## [The task]
Output only the count of lines that contain "text".

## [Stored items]
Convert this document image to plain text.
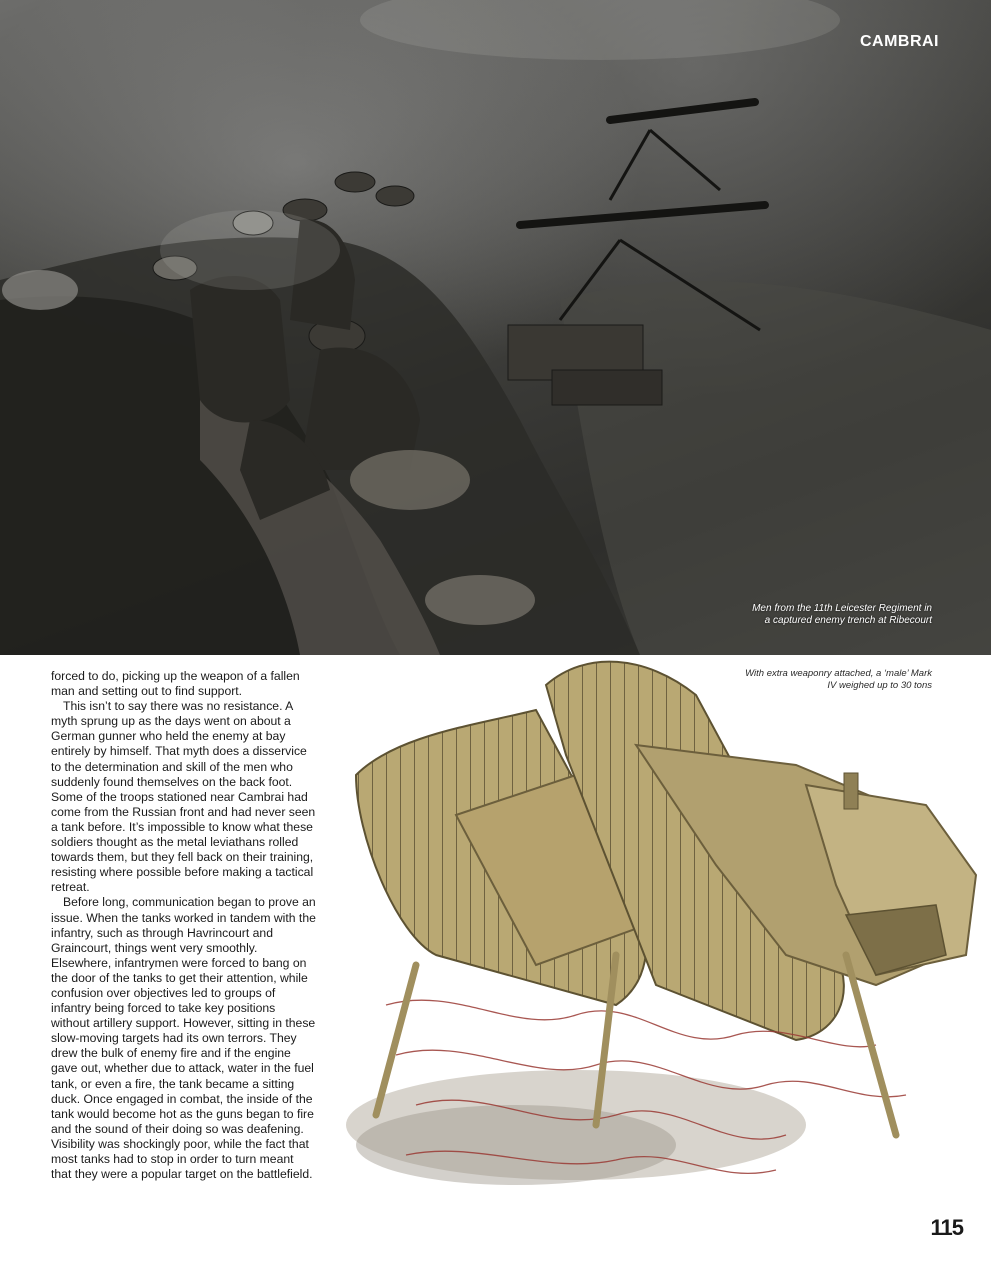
CAMBRAI
Men from the 11th Leicester Regiment in a captured enemy trench at Ribecourt

forced to do, picking up the weapon of a fallen man and setting out to find support.

This isn’t to say there was no resistance. A myth sprung up as the days went on about a German gunner who held the enemy at bay entirely by himself. That myth does a disservice to the determination and skill of the men who suddenly found themselves on the back foot. Some of the troops stationed near Cambrai had come from the Russian front and had never seen a tank before. It’s impossible to know what these soldiers thought as the metal leviathans rolled towards them, but they fell back on their training, resisting where possible before making a tactical retreat.

Before long, communication began to prove an issue. When the tanks worked in tandem with the infantry, such as through Havrincourt and Graincourt, things went very smoothly. Elsewhere, infantrymen were forced to bang on the door of the tanks to get their attention, while confusion over objectives led to groups of infantry being forced to take key positions without artillery support. However, sitting in these slow-moving targets had its own terrors. They drew the bulk of enemy fire and if the engine gave out, whether due to attack, water in the fuel tank, or even a fire, the tank became a sitting duck. Once engaged in combat, the inside of the tank would become hot as the guns began to fire and the sound of their doing so was deafening. Visibility was shockingly poor, while the fact that most tanks had to stop in order to turn meant that they were a popular target on the battlefield.

With extra weaponry attached, a ‘male’ Mark IV weighed up to 30 tons
115
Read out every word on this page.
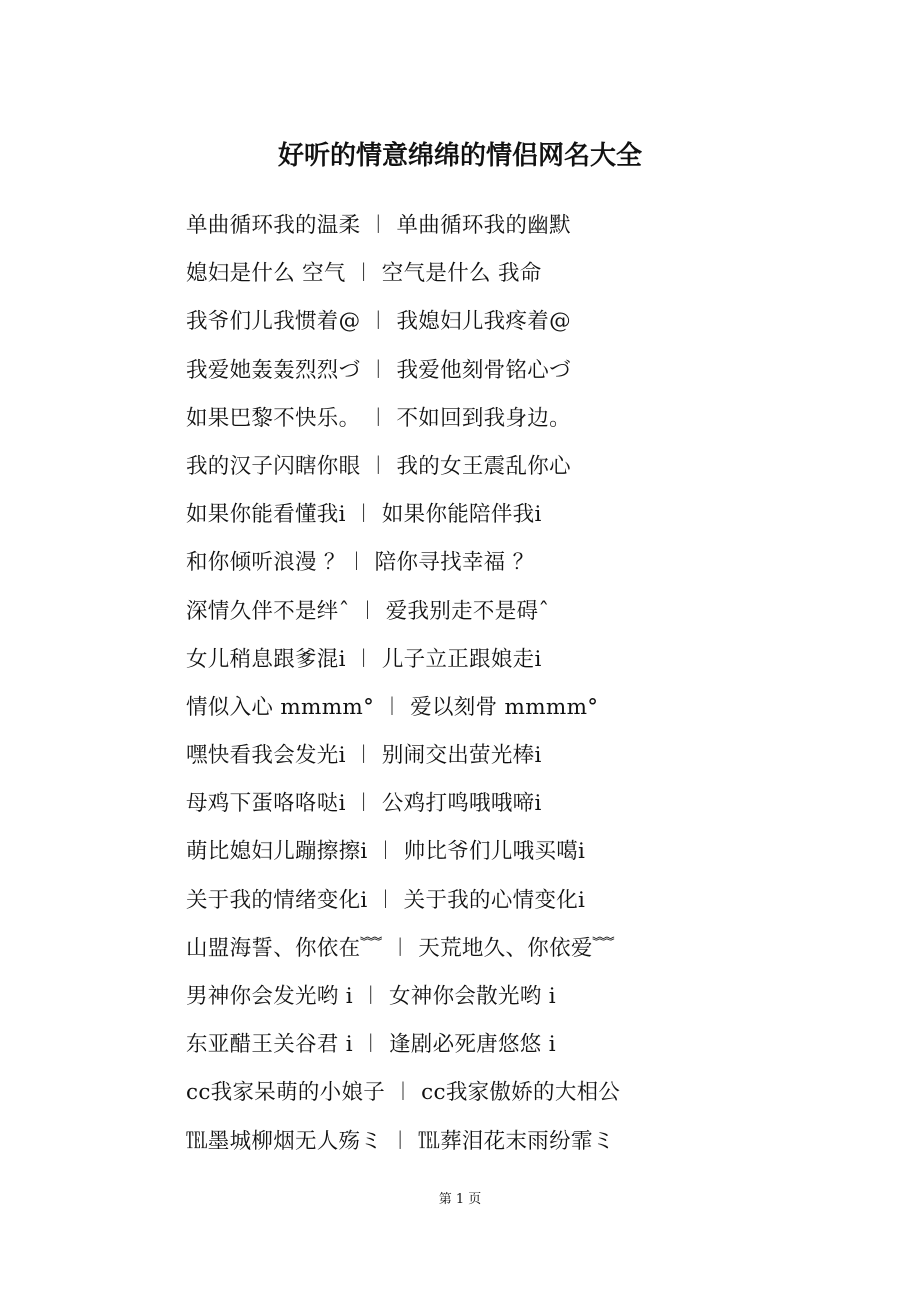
好听的情意绵绵的情侣网名大全
单曲循环我的温柔 ︱ 单曲循环我的幽默
媳妇是什么 空气 ︱ 空气是什么 我命
我爷们儿我惯着@ ︱ 我媳妇儿我疼着@
我爱她轰轰烈烈づ ︱ 我爱他刻骨铭心づ
如果巴黎不快乐。 ︱ 不如回到我身边。
我的汉子闪瞎你眼 ︱ 我的女王震乱你心
如果你能看懂我ⅰ ︱ 如果你能陪伴我ⅰ
和你倾听浪漫 ？︱ 陪你寻找幸福 ？
深情久伴不是绊ˆ ︱ 爱我别走不是碍ˆ
女儿稍息跟爹混ⅰ ︱ 儿子立正跟娘走ⅰ
情似入心 mmmm° ︱ 爱以刻骨 mmmm°
嘿快看我会发光ⅰ ︱ 别闹交出萤光棒ⅰ
母鸡下蛋咯咯哒ⅰ ︱ 公鸡打鸣哦哦啼ⅰ
萌比媳妇儿蹦擦擦ⅰ ︱ 帅比爷们儿哦买噶ⅰ
关于我的情绪变化ⅰ ︱ 关于我的心情变化ⅰ
山盟海誓、你依在﹌ ︱ 天荒地久、你依爱﹌
男神你会发光哟 ⅰ ︱ 女神你会散光哟 ⅰ
东亚醋王关谷君 ⅰ ︱ 逢剧必死唐悠悠 ⅰ
cc我家呆萌的小娘子 ︱ cc我家傲娇的大相公
℡墨城柳烟无人殇ミ ︱ ℡葬泪花末雨纷霏ミ
第 1 页
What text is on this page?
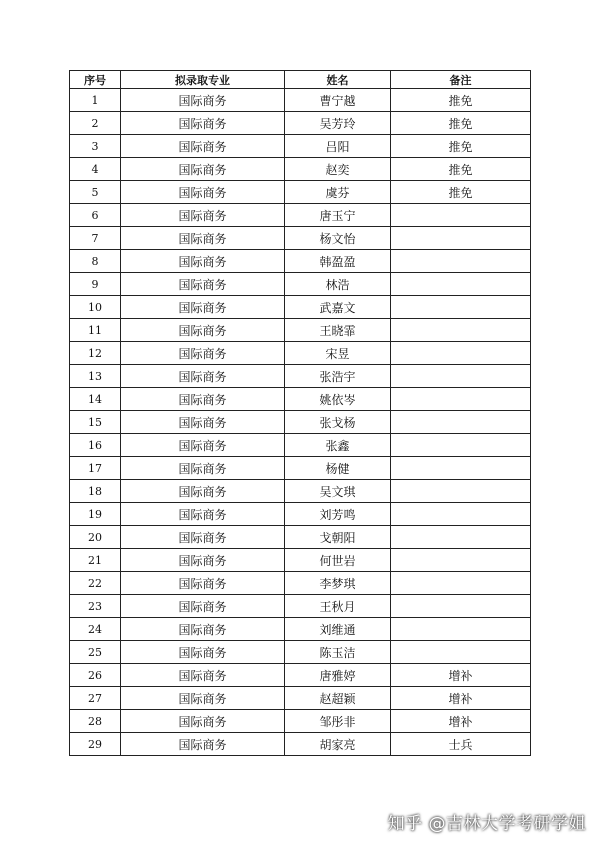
序号	拟录取专业	姓名	备注
1	国际商务	曹宁越	推免
2	国际商务	吴芳玲	推免
3	国际商务	吕阳	推免
4	国际商务	赵奕	推免
5	国际商务	虞芬	推免
6	国际商务	唐玉宁	
7	国际商务	杨文怡	
8	国际商务	韩盈盈	
9	国际商务	林浩	
10	国际商务	武嘉文	
11	国际商务	王晓霏	
12	国际商务	宋昱	
13	国际商务	张浩宇	
14	国际商务	姚依岑	
15	国际商务	张戈杨	
16	国际商务	张鑫	
17	国际商务	杨健	
18	国际商务	吴文琪	
19	国际商务	刘芳鸣	
20	国际商务	戈朝阳	
21	国际商务	何世岩	
22	国际商务	李梦琪	
23	国际商务	王秋月	
24	国际商务	刘维通	
25	国际商务	陈玉洁	
26	国际商务	唐雅婷	增补
27	国际商务	赵超颖	增补
28	国际商务	邹彤非	增补
29	国际商务	胡家亮	士兵
知乎 @吉林大学考研学姐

## [Solved problem]
2